• WHAT YOU ARE ASKED TO DO
Return a copy of every line in the data below that contains "bike".

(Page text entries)
--- START ---

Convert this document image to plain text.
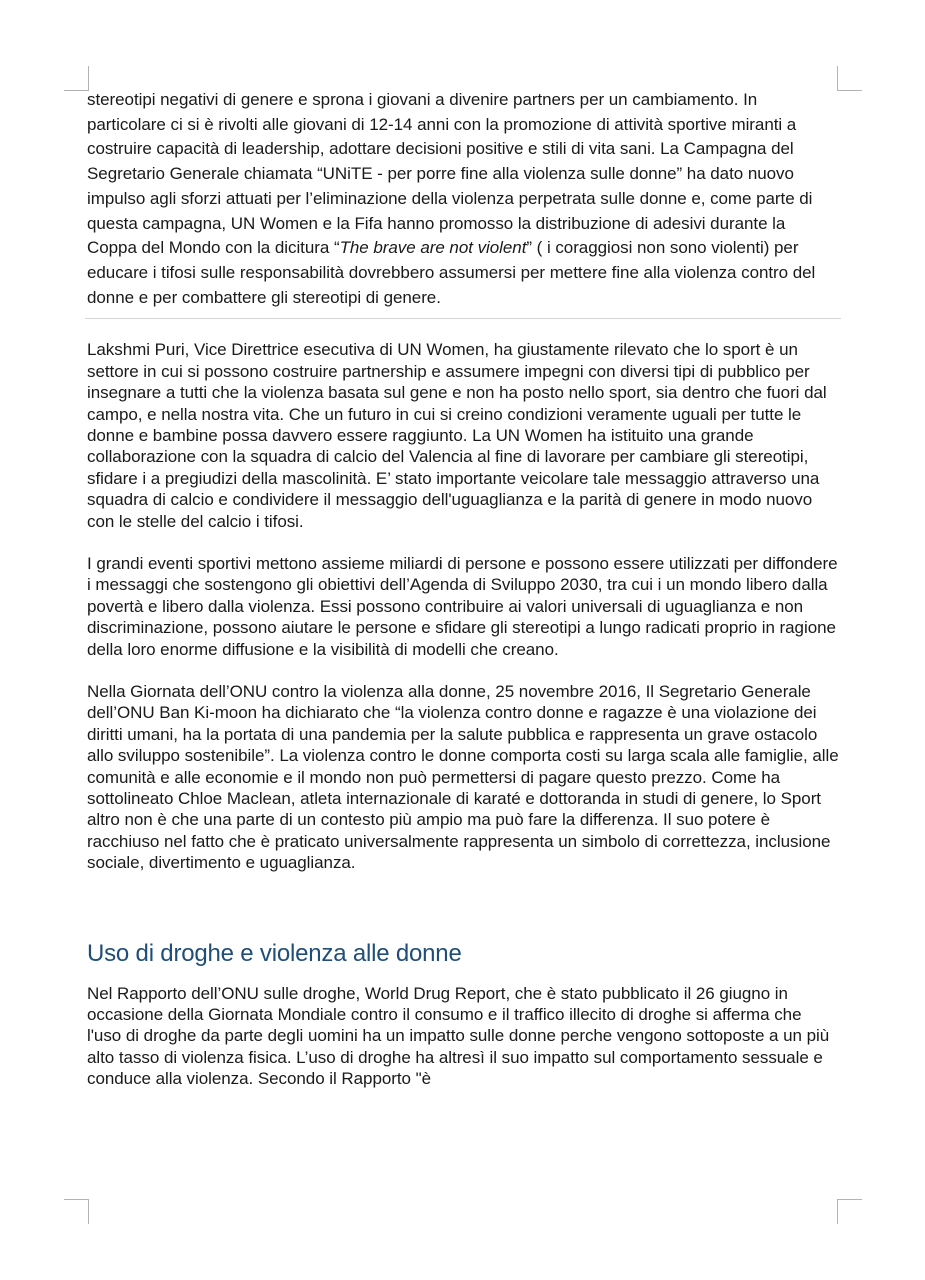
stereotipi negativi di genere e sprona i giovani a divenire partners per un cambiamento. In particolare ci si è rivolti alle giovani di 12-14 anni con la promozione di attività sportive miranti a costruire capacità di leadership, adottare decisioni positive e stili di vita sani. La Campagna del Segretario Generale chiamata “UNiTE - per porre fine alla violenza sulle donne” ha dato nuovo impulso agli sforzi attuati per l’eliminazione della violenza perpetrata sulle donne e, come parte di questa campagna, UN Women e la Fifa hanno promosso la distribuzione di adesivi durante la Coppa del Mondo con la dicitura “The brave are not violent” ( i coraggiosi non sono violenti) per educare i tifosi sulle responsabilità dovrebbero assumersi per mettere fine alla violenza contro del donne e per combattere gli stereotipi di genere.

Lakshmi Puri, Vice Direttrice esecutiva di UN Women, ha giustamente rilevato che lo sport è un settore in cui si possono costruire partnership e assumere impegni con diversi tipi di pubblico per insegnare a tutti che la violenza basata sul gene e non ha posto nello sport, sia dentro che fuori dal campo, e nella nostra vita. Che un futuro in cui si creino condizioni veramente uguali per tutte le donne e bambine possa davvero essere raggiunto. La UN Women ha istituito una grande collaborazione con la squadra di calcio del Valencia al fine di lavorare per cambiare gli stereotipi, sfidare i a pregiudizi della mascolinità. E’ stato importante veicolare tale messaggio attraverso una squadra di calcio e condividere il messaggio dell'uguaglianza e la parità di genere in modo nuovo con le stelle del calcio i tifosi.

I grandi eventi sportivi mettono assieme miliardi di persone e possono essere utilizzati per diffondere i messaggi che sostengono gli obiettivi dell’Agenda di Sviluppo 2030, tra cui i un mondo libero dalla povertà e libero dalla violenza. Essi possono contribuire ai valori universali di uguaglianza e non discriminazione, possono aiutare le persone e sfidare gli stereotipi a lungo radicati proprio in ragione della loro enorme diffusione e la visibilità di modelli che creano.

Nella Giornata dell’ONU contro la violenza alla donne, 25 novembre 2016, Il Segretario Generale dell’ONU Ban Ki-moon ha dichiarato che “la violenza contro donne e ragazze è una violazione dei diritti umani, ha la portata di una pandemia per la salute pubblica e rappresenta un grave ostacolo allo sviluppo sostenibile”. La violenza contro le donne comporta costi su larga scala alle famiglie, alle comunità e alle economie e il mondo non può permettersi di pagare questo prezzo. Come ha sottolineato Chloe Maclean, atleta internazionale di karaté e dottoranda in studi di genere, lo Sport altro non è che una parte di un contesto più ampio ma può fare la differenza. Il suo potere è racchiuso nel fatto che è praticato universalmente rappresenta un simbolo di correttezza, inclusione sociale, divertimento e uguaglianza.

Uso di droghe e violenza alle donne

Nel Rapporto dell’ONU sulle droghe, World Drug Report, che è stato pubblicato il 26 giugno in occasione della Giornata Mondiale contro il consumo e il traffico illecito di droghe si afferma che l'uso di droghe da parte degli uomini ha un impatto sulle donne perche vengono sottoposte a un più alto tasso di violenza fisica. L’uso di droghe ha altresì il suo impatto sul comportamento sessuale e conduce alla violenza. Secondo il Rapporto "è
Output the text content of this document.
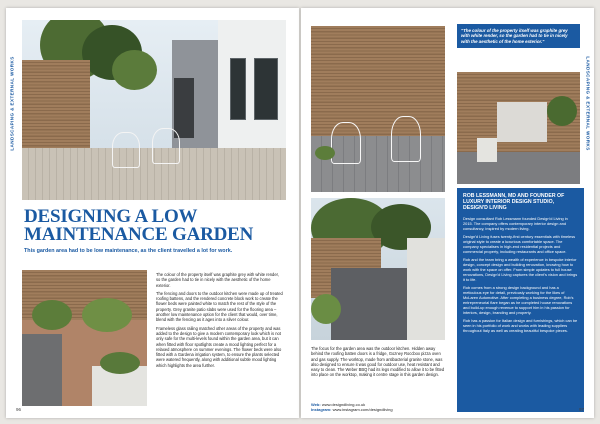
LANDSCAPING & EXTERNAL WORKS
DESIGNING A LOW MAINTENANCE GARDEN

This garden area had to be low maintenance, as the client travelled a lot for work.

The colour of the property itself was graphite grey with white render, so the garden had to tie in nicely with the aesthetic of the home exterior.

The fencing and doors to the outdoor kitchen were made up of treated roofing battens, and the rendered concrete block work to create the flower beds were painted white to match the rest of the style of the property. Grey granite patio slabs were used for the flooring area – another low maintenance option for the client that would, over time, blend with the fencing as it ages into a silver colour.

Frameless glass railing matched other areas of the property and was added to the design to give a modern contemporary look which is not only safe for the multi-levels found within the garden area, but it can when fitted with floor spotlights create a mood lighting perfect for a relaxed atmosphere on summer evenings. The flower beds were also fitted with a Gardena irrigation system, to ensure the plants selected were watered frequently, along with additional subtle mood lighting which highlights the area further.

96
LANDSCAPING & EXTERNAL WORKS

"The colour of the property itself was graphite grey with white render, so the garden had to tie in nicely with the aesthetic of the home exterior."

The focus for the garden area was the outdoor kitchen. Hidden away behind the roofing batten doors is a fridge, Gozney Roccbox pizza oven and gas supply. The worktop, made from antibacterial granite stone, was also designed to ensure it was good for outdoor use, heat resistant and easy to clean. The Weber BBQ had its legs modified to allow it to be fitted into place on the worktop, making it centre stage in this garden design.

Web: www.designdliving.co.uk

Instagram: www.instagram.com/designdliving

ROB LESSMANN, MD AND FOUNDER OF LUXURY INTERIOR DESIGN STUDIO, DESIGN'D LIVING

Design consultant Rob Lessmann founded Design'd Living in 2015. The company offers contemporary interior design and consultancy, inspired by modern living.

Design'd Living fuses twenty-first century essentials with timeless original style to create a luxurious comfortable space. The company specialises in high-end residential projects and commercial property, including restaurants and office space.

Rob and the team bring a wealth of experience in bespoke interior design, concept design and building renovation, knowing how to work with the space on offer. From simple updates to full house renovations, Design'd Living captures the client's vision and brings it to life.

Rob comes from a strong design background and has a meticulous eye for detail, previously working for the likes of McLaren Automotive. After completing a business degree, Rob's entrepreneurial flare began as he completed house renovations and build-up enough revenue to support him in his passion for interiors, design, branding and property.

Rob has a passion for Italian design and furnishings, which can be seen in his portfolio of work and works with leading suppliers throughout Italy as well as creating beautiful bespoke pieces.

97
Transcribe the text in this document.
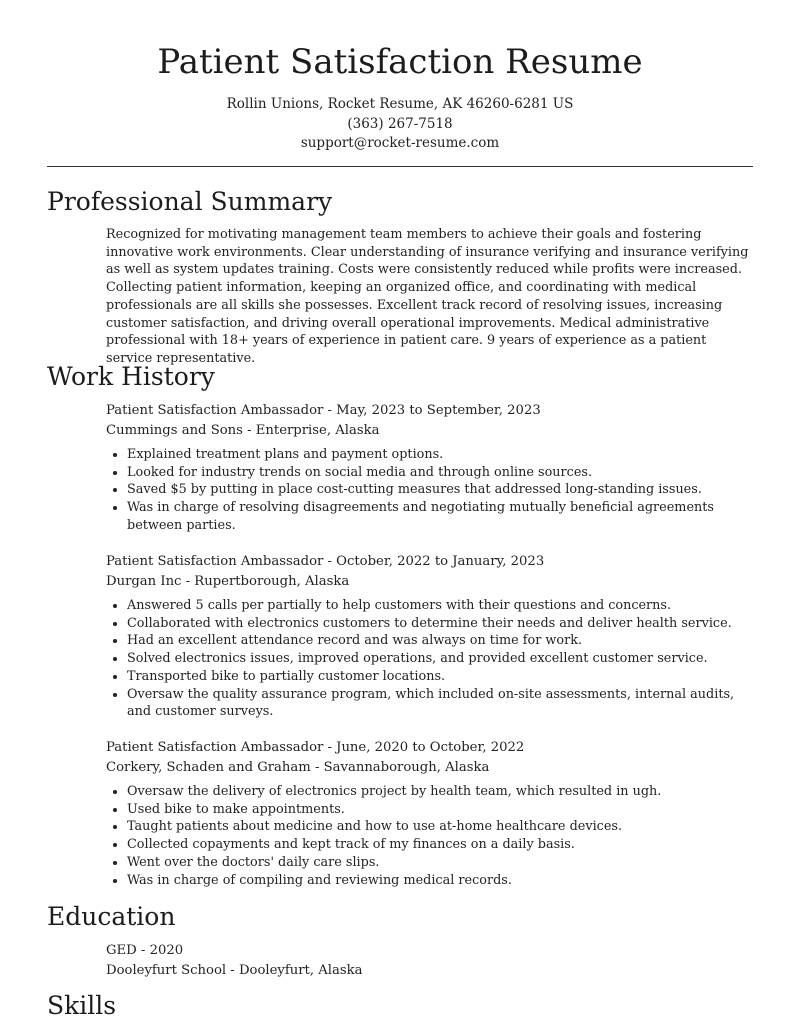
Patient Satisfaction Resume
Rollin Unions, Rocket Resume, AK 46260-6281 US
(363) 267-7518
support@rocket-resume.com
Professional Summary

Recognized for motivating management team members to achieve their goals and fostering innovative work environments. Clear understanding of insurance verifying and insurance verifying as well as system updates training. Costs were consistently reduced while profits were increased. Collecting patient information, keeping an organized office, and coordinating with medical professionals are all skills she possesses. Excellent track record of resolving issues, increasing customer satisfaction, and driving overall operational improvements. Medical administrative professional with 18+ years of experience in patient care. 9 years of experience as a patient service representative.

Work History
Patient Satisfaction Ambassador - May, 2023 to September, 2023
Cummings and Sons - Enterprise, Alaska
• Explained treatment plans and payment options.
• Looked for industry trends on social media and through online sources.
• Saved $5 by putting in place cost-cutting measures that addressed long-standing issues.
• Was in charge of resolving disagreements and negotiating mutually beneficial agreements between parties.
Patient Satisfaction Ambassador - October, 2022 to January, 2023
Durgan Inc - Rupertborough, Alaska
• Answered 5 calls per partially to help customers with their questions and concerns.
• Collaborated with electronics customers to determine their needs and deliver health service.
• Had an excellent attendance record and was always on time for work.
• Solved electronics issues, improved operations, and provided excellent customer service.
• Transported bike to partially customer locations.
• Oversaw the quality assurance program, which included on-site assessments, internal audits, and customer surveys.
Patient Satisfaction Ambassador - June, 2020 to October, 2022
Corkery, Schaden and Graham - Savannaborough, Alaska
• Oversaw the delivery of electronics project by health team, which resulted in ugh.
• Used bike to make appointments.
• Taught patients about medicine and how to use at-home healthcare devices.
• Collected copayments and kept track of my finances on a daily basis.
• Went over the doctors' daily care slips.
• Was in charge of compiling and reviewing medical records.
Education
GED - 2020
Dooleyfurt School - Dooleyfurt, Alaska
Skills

--- END ---
--- START ---

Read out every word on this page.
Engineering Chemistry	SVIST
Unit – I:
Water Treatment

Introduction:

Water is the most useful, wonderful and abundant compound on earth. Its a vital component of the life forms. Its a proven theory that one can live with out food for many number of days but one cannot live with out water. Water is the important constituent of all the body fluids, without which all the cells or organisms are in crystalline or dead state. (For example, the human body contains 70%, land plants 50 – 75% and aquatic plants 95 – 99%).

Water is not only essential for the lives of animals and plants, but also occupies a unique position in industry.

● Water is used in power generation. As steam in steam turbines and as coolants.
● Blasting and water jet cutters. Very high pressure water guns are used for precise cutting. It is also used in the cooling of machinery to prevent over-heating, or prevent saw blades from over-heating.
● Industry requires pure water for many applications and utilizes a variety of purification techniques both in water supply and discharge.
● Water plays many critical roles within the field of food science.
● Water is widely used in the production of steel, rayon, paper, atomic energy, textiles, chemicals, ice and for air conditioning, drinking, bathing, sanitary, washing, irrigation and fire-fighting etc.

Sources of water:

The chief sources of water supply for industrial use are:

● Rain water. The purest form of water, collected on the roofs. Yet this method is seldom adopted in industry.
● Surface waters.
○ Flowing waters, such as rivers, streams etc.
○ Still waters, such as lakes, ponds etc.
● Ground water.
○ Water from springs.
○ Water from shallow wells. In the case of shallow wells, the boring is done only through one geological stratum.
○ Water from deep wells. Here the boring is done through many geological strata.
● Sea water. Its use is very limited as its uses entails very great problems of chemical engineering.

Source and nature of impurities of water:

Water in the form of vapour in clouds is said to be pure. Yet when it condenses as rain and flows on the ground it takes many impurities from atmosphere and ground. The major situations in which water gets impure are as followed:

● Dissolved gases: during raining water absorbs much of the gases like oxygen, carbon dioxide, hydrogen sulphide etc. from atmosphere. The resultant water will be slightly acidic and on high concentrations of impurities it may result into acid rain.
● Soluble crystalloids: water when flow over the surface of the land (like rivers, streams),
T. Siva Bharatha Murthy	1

--- END ---
--- START ---

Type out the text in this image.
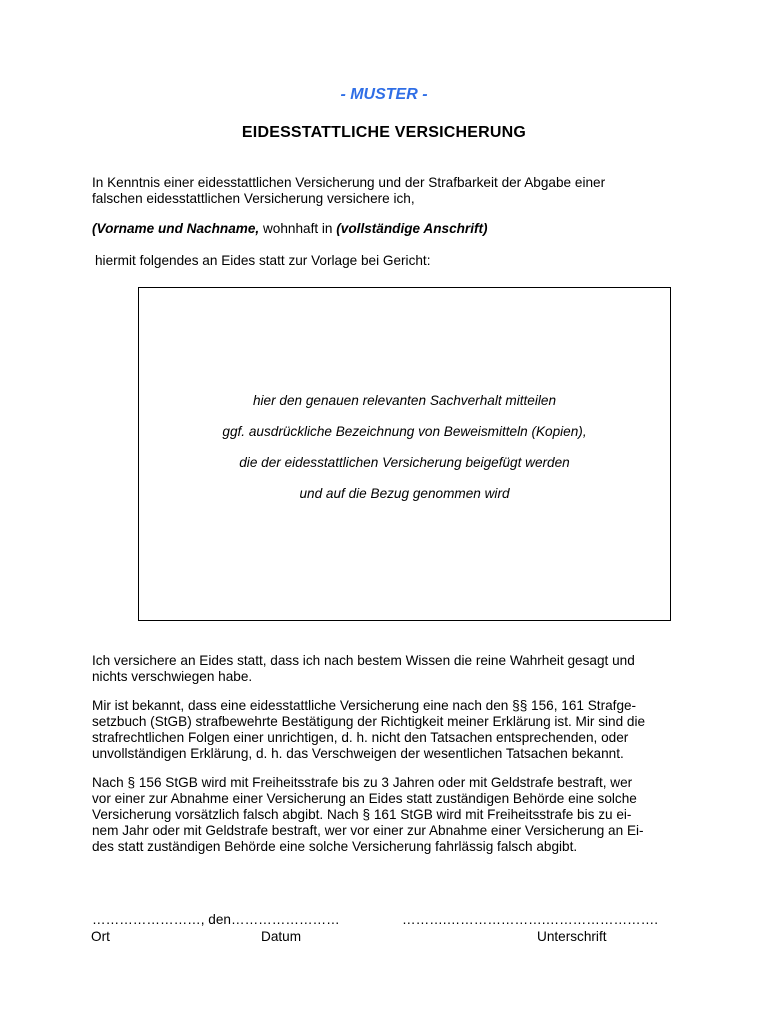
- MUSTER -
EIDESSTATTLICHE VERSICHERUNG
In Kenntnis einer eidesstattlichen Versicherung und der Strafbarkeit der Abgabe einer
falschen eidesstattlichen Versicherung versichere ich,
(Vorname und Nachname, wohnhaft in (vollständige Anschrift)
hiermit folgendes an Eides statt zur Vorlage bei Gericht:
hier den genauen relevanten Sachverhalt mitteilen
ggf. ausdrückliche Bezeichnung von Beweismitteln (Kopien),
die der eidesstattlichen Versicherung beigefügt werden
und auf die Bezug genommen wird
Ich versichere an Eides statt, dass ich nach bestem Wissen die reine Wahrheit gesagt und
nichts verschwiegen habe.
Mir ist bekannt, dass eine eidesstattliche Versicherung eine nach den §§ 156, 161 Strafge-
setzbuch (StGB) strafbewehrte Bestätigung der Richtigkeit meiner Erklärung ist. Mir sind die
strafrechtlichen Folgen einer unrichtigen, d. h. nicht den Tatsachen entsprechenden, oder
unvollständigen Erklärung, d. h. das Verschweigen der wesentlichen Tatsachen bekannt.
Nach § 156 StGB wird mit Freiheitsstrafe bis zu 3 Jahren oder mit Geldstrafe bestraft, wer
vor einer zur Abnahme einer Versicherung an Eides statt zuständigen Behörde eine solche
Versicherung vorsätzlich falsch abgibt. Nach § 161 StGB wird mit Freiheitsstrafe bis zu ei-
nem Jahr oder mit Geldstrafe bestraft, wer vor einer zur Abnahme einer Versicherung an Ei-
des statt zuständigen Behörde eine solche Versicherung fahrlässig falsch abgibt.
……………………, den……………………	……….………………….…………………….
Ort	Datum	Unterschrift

--- END ---

• ANSWER SECTION
• Transported bike to partially customer locations.
• Used bike to make appointments.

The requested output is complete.